Dataset excerpt:
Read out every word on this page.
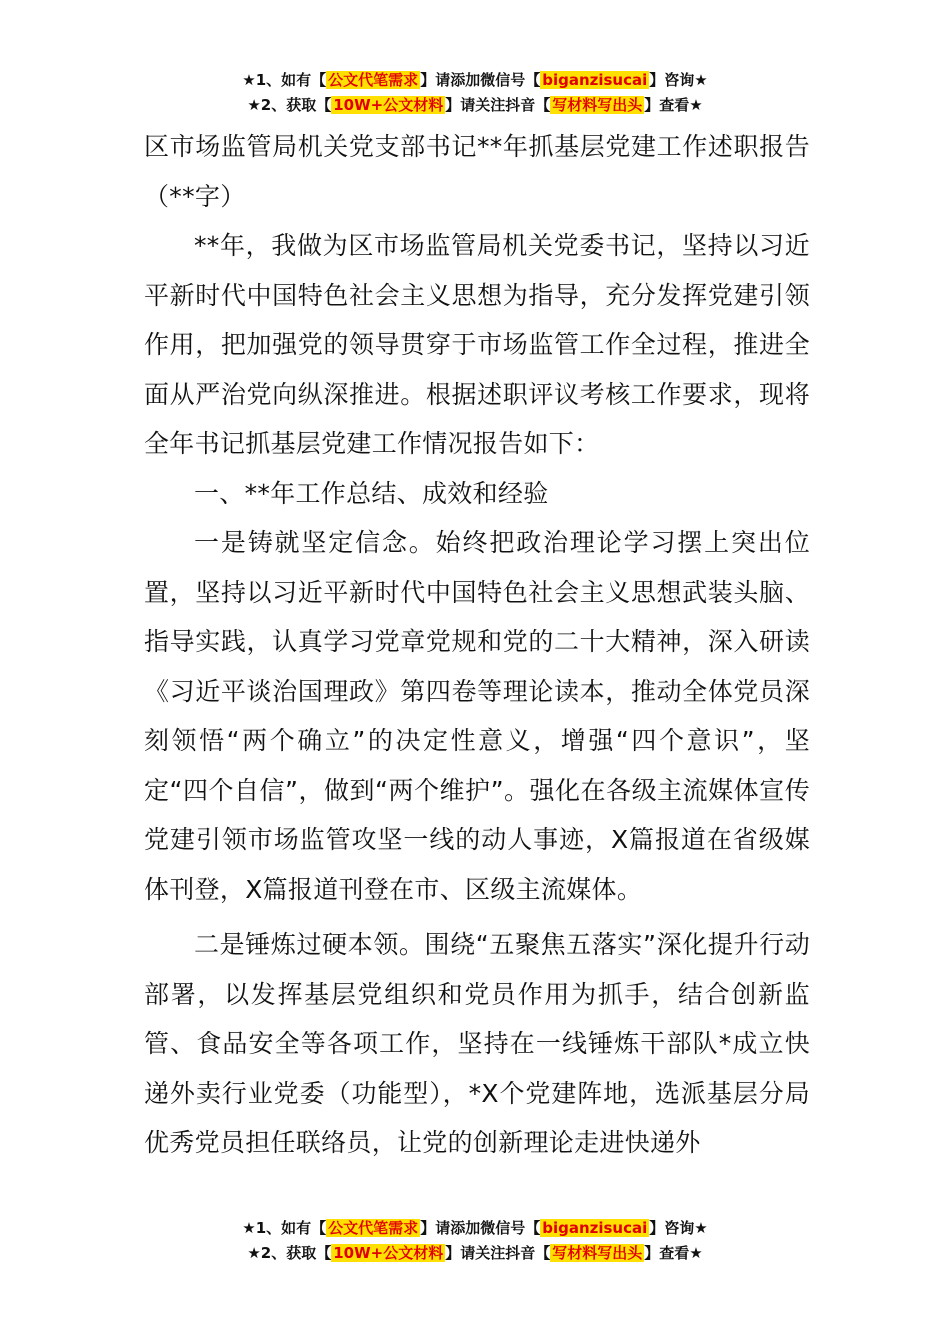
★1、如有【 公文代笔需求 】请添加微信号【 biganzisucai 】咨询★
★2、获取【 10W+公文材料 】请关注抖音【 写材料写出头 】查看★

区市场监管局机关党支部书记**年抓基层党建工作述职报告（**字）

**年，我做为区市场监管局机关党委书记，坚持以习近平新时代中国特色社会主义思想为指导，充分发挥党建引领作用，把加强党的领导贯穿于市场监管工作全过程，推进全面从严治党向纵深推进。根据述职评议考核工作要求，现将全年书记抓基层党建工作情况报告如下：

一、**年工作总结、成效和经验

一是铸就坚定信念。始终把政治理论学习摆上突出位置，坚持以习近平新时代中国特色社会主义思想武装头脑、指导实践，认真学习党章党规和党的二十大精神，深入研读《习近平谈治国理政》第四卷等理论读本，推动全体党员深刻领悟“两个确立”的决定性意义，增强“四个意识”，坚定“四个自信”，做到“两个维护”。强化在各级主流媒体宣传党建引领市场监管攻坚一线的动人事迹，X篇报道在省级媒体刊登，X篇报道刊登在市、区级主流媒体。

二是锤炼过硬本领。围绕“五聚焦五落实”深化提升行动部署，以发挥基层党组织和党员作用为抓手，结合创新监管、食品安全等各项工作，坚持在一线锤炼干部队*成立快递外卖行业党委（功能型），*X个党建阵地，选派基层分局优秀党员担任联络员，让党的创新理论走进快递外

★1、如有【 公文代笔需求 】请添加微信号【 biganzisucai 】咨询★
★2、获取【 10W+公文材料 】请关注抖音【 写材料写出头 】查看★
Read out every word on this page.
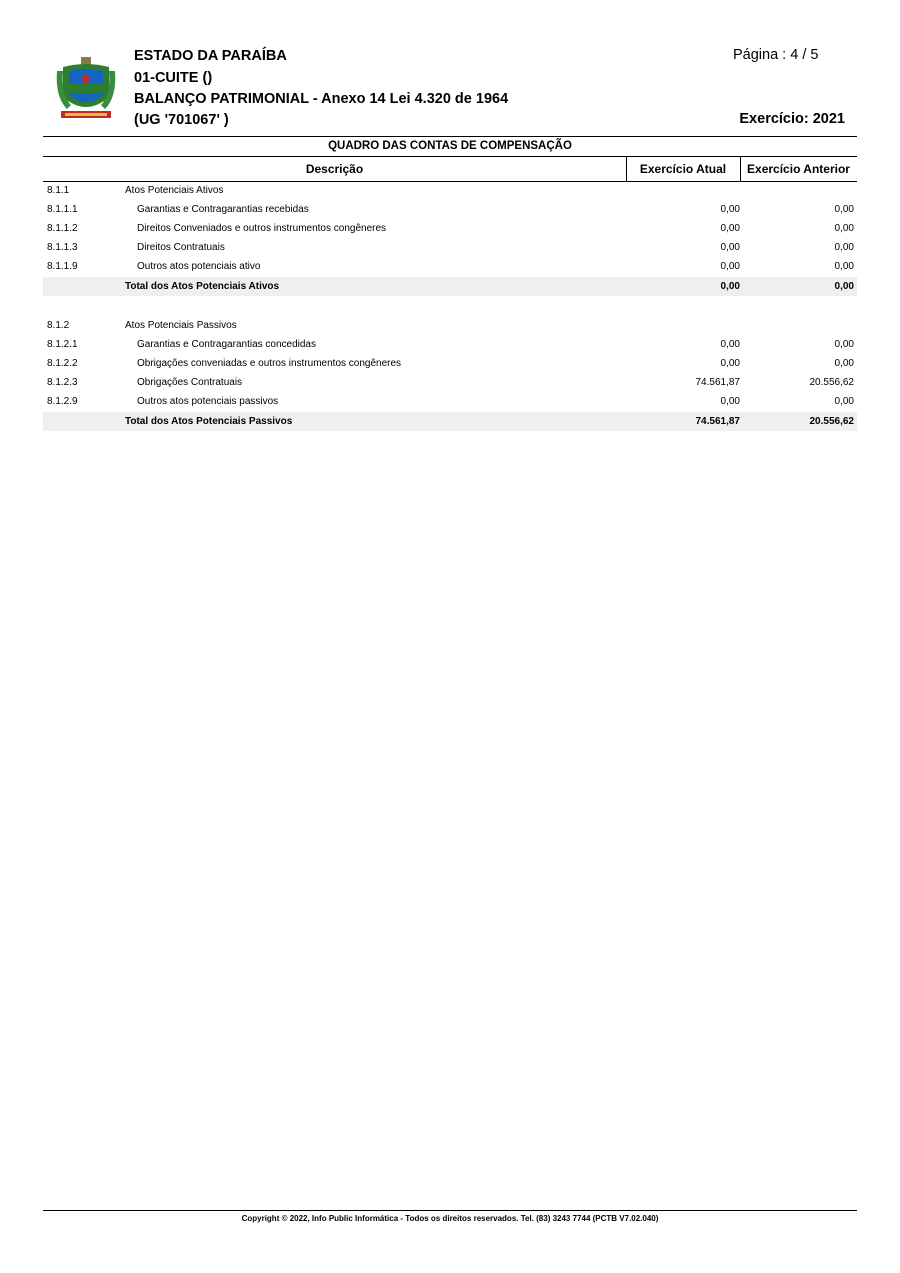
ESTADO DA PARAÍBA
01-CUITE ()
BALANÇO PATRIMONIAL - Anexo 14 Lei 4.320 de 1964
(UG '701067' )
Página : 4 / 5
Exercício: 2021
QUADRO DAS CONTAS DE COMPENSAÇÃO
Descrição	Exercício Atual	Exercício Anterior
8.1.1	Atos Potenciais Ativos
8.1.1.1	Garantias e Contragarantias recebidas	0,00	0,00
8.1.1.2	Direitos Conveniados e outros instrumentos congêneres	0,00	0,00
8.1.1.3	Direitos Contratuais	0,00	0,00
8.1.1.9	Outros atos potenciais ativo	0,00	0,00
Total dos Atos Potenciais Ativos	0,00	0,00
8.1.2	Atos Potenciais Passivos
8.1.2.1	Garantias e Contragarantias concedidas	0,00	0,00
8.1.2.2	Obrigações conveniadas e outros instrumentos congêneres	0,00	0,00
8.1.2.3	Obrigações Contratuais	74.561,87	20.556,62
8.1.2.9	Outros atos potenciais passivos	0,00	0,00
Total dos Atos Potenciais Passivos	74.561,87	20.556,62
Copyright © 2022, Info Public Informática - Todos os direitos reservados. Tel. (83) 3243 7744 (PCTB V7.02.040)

> [TASK STATEMENT] Repeat the entries exactly. Pictures are excluded from the copy.

> [TASK OUTPUT]
Read out every word on this page.
★1、如有【 公文代笔需求 】请添加微信号【 biganzisucai 】咨询★
★2、获取【 10W+公文材料 】请关注抖音【 写材料写出头 】查看★

区市场监管局机关党支部书记**年抓基层党建工作述职报告（**字）

**年，我做为区市场监管局机关党委书记，坚持以习近平新时代中国特色社会主义思想为指导，充分发挥党建引领作用，把加强党的领导贯穿于市场监管工作全过程，推进全面从严治党向纵深推进。根据述职评议考核工作要求，现将全年书记抓基层党建工作情况报告如下：

一、**年工作总结、成效和经验

一是铸就坚定信念。始终把政治理论学习摆上突出位置，坚持以习近平新时代中国特色社会主义思想武装头脑、指导实践，认真学习党章党规和党的二十大精神，深入研读《习近平谈治国理政》第四卷等理论读本，推动全体党员深刻领悟“两个确立”的决定性意义，增强“四个意识”，坚定“四个自信”，做到“两个维护”。强化在各级主流媒体宣传党建引领市场监管攻坚一线的动人事迹，X篇报道在省级媒体刊登，X篇报道刊登在市、区级主流媒体。

二是锤炼过硬本领。围绕“五聚焦五落实”深化提升行动部署，以发挥基层党组织和党员作用为抓手，结合创新监管、食品安全等各项工作，坚持在一线锤炼干部队*成立快递外卖行业党委（功能型），*X个党建阵地，选派基层分局优秀党员担任联络员，让党的创新理论走进快递外

★1、如有【 公文代笔需求 】请添加微信号【 biganzisucai 】咨询★
★2、获取【 10W+公文材料 】请关注抖音【 写材料写出头 】查看★
Read out every word on this page.
ESTADO DA PARAÍBA
01-CUITE ()
BALANÇO PATRIMONIAL - Anexo 14 Lei 4.320 de 1964
(UG '701067' )
Página : 4 / 5
Exercício: 2021
QUADRO DAS CONTAS DE COMPENSAÇÃO
Descrição	Exercício Atual	Exercício Anterior
8.1.1	Atos Potenciais Ativos
8.1.1.1	Garantias e Contragarantias recebidas	0,00	0,00
8.1.1.2	Direitos Conveniados e outros instrumentos congêneres	0,00	0,00
8.1.1.3	Direitos Contratuais	0,00	0,00
8.1.1.9	Outros atos potenciais ativo	0,00	0,00
Total dos Atos Potenciais Ativos	0,00	0,00
8.1.2	Atos Potenciais Passivos
8.1.2.1	Garantias e Contragarantias concedidas	0,00	0,00
8.1.2.2	Obrigações conveniadas e outros instrumentos congêneres	0,00	0,00
8.1.2.3	Obrigações Contratuais	74.561,87	20.556,62
8.1.2.9	Outros atos potenciais passivos	0,00	0,00
Total dos Atos Potenciais Passivos	74.561,87	20.556,62
Copyright © 2022, Info Public Informática - Todos os direitos reservados. Tel. (83) 3243 7744 (PCTB V7.02.040)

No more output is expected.